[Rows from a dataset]
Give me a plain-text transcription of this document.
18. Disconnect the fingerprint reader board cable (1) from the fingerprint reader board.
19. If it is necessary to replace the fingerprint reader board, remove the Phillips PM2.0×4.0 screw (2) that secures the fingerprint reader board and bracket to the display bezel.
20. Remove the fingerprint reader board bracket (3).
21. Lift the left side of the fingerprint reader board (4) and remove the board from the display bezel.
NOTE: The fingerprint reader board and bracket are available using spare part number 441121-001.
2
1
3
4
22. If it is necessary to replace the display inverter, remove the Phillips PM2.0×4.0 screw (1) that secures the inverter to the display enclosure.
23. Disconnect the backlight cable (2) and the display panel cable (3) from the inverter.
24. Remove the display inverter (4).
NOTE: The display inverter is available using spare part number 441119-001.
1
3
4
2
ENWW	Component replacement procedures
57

==

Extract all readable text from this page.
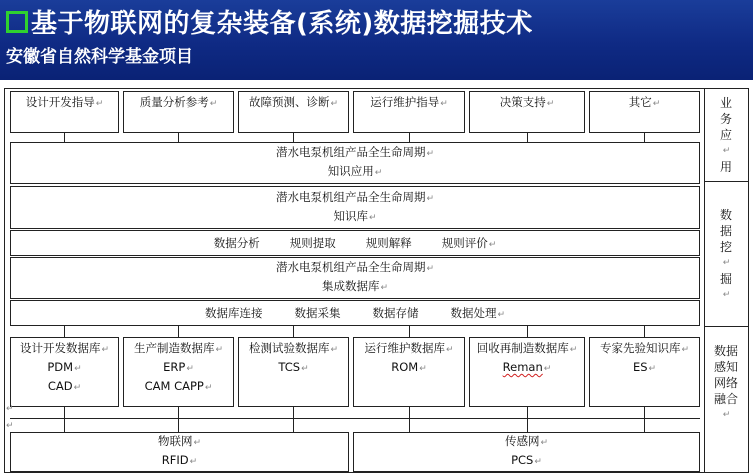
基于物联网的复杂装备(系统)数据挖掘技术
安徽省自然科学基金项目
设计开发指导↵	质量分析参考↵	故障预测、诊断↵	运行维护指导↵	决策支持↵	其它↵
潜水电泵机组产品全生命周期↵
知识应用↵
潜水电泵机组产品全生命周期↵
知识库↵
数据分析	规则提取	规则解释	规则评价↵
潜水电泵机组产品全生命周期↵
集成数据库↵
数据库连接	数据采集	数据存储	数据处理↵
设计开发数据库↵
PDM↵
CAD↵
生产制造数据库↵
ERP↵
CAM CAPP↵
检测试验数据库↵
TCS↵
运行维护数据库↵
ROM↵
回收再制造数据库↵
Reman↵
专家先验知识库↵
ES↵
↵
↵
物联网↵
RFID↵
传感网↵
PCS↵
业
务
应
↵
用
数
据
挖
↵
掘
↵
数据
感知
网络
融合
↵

## [Set task]
Track down every line holding the string "Disconnect" and copy it.

## [Solution to this exercise]
18. Disconnect the fingerprint reader board cable (1) from the fingerprint reader board.
23. Disconnect the backlight cable (2) and the display panel cable (3) from the inverter.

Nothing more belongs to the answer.